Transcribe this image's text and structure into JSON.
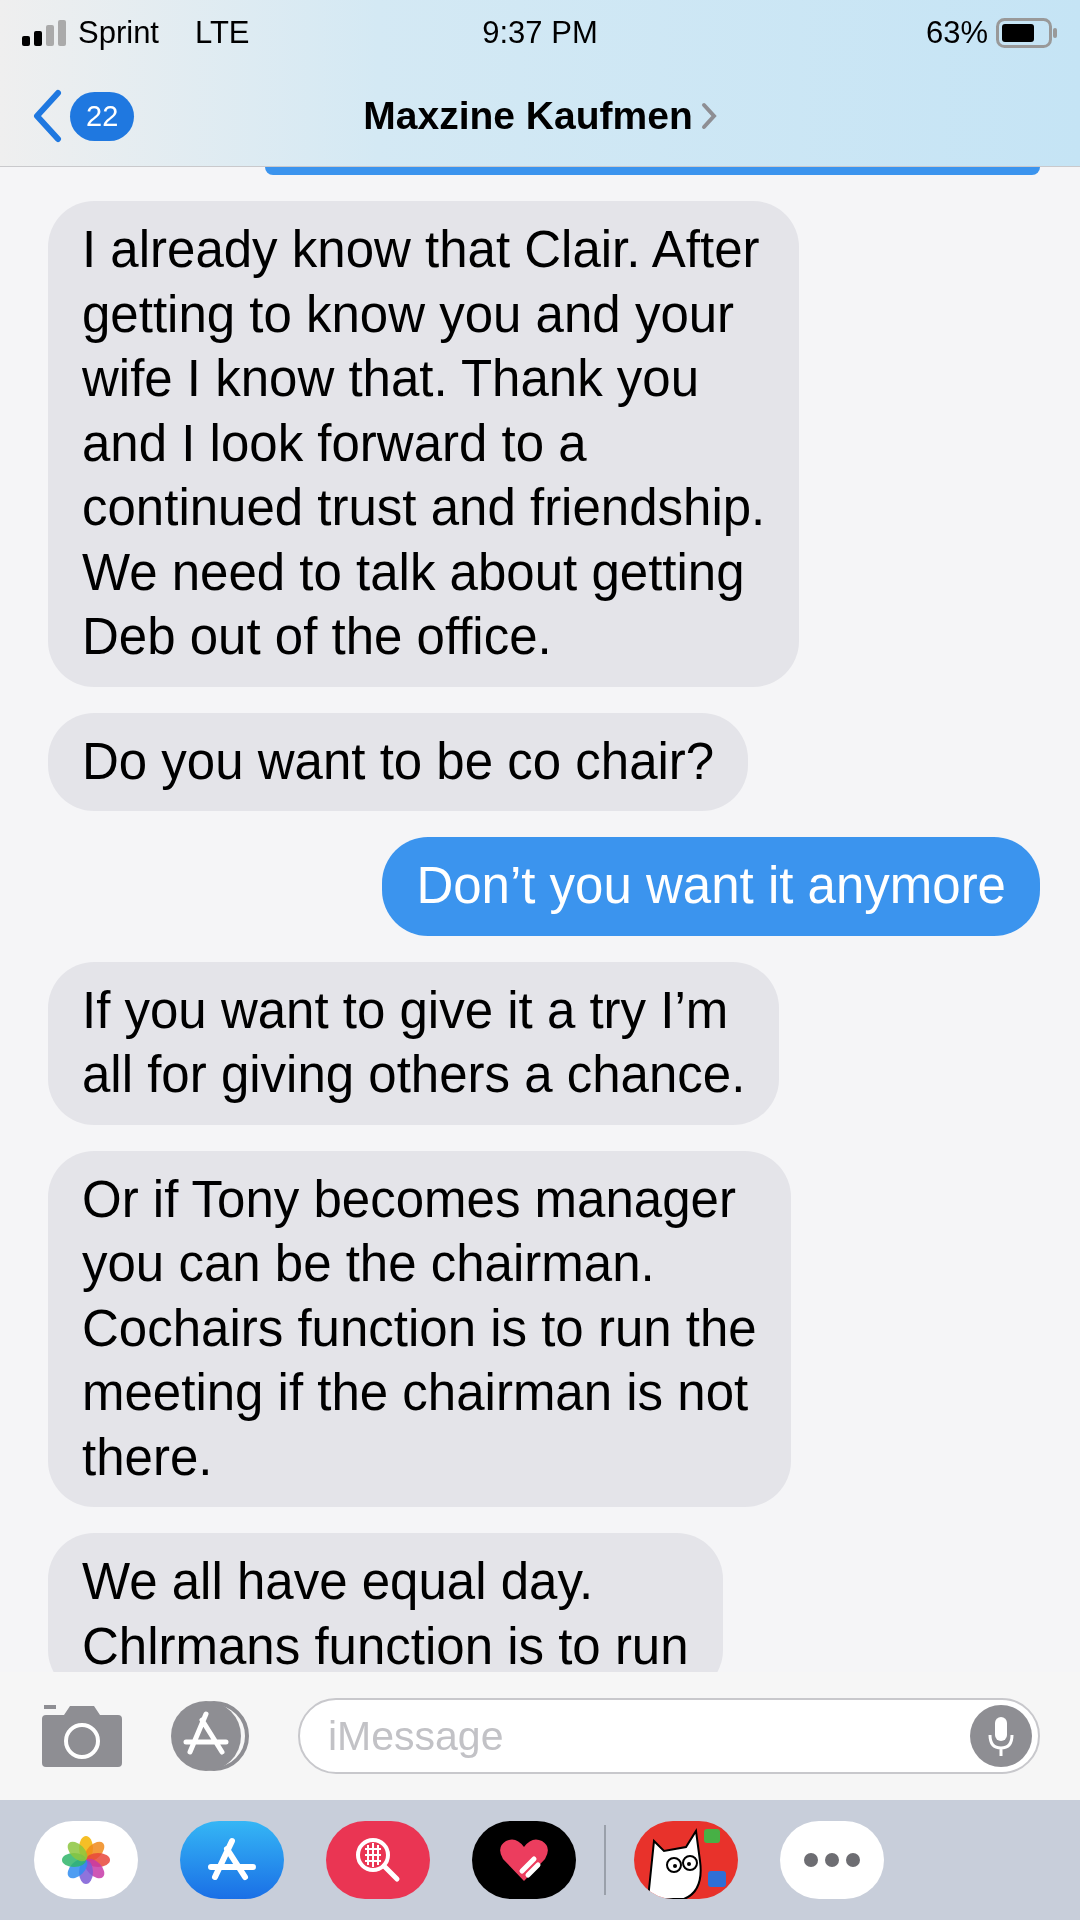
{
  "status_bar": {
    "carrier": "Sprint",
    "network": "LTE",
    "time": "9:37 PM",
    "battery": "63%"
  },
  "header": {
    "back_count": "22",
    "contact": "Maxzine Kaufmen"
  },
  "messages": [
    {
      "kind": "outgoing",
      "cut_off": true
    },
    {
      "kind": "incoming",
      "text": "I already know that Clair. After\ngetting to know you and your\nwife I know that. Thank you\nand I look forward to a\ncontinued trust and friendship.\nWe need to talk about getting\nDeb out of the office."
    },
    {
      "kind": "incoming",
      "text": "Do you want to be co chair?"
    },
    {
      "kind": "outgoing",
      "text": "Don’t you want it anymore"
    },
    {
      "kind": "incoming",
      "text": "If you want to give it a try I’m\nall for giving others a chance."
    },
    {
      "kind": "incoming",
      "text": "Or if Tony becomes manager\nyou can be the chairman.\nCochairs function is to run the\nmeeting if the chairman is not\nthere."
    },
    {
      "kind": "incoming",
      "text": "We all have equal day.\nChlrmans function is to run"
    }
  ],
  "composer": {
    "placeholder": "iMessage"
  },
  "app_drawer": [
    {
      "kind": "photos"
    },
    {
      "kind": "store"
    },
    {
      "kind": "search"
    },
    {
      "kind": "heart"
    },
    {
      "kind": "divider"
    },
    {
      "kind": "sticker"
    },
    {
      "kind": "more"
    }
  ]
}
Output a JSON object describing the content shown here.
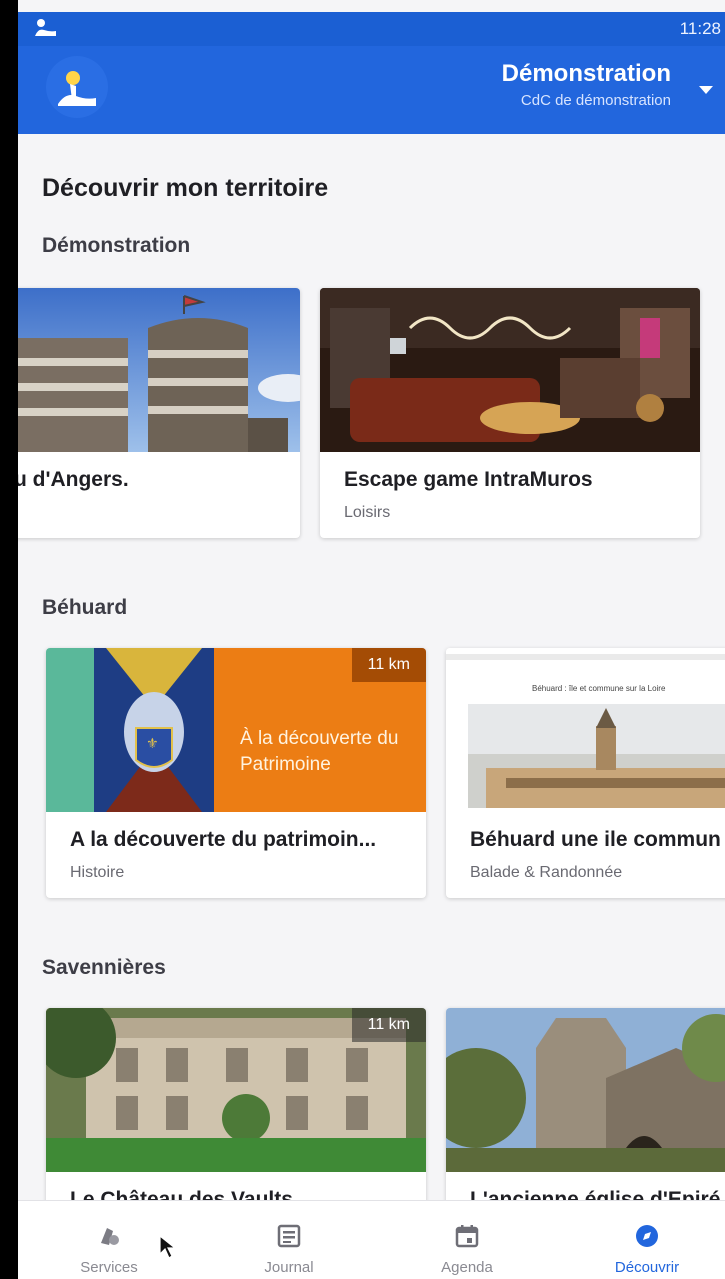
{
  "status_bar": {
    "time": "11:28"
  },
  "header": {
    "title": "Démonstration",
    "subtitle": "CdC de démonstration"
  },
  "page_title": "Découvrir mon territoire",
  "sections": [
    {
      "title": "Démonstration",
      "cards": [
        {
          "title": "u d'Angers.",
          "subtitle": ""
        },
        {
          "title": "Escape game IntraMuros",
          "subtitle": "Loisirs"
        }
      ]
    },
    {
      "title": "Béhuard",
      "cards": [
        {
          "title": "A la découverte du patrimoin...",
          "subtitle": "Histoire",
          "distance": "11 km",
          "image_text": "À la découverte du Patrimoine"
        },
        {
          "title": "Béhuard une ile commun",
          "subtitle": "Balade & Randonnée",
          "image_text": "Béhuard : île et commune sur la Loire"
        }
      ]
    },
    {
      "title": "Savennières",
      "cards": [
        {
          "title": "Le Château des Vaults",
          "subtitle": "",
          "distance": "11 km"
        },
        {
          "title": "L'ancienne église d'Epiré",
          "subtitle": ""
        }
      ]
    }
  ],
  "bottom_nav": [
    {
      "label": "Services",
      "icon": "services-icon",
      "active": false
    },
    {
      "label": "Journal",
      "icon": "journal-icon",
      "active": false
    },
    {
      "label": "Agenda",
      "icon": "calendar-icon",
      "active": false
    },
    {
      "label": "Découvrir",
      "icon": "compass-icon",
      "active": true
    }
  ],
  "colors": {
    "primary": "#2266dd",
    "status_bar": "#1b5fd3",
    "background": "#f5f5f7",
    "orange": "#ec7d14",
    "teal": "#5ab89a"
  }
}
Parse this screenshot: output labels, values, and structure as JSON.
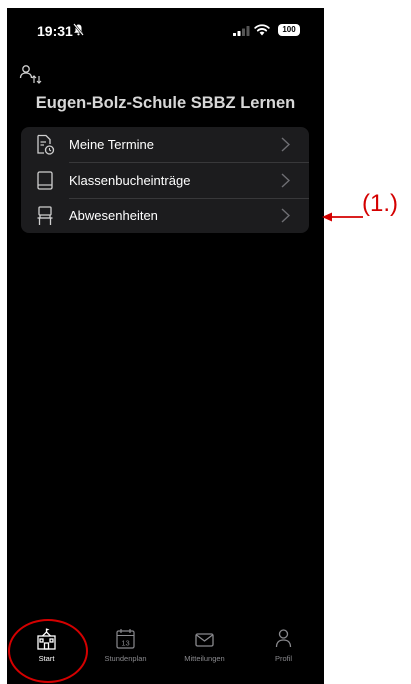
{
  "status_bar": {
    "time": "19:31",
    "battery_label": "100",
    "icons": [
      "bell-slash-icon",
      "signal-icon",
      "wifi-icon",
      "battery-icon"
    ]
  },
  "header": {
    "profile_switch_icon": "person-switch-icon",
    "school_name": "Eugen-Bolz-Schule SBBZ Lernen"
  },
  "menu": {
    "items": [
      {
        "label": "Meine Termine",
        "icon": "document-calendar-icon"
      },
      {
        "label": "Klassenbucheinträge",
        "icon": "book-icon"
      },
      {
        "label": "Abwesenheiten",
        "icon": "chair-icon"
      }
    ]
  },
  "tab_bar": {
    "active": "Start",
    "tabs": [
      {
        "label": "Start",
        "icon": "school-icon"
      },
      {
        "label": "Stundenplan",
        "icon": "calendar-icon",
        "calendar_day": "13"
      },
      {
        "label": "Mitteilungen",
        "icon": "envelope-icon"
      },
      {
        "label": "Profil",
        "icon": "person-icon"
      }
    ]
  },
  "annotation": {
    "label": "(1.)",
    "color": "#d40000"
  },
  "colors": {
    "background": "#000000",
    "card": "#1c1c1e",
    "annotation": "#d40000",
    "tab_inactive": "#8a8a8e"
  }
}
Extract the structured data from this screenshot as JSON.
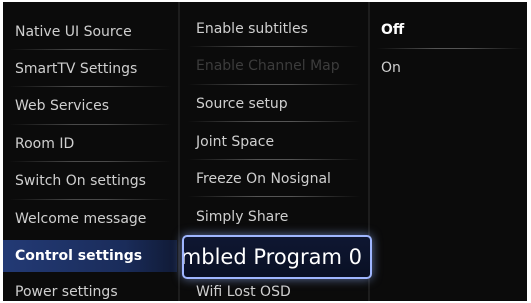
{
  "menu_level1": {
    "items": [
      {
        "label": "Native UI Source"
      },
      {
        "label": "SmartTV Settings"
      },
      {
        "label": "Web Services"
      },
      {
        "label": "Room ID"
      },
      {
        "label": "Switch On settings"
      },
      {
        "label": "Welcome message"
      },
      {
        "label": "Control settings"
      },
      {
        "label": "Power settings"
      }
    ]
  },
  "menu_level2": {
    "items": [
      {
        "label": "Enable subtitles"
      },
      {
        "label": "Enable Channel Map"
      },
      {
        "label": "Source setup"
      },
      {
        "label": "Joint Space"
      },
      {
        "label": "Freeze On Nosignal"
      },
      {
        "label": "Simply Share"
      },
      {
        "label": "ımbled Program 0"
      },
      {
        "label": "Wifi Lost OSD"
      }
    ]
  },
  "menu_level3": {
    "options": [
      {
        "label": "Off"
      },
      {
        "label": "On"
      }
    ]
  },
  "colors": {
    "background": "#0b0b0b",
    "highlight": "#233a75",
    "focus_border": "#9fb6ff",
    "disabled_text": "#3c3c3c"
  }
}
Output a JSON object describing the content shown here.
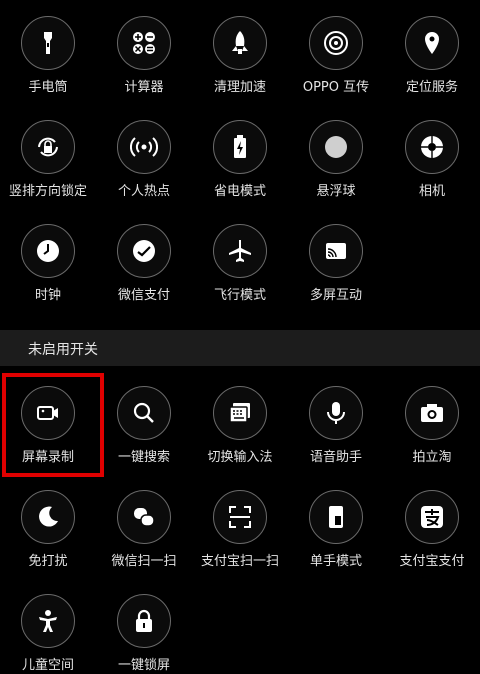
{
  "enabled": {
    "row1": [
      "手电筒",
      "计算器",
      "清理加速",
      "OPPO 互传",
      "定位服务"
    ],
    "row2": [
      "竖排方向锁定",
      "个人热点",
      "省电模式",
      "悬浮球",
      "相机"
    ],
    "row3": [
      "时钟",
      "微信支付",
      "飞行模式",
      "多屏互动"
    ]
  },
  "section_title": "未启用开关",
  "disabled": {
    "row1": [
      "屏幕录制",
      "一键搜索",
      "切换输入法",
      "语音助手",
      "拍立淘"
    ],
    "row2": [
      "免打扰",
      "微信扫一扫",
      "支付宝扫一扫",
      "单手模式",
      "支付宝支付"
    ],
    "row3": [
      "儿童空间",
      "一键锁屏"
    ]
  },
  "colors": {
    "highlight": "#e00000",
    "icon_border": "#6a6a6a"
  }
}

· · · · · · ·

**OBJECTIVE:**
Identify the lines in the entries above that contain "JSON", then copy them out.

**WRITTEN ANSWER:**
Transcribe this image's text and structure into JSON.
Output a JSON object describing the content shown here.
Parse this screenshot: output labels, values, and structure as JSON.
Extract the structured data from this screenshot as JSON.
Output a JSON object describing the content shown here.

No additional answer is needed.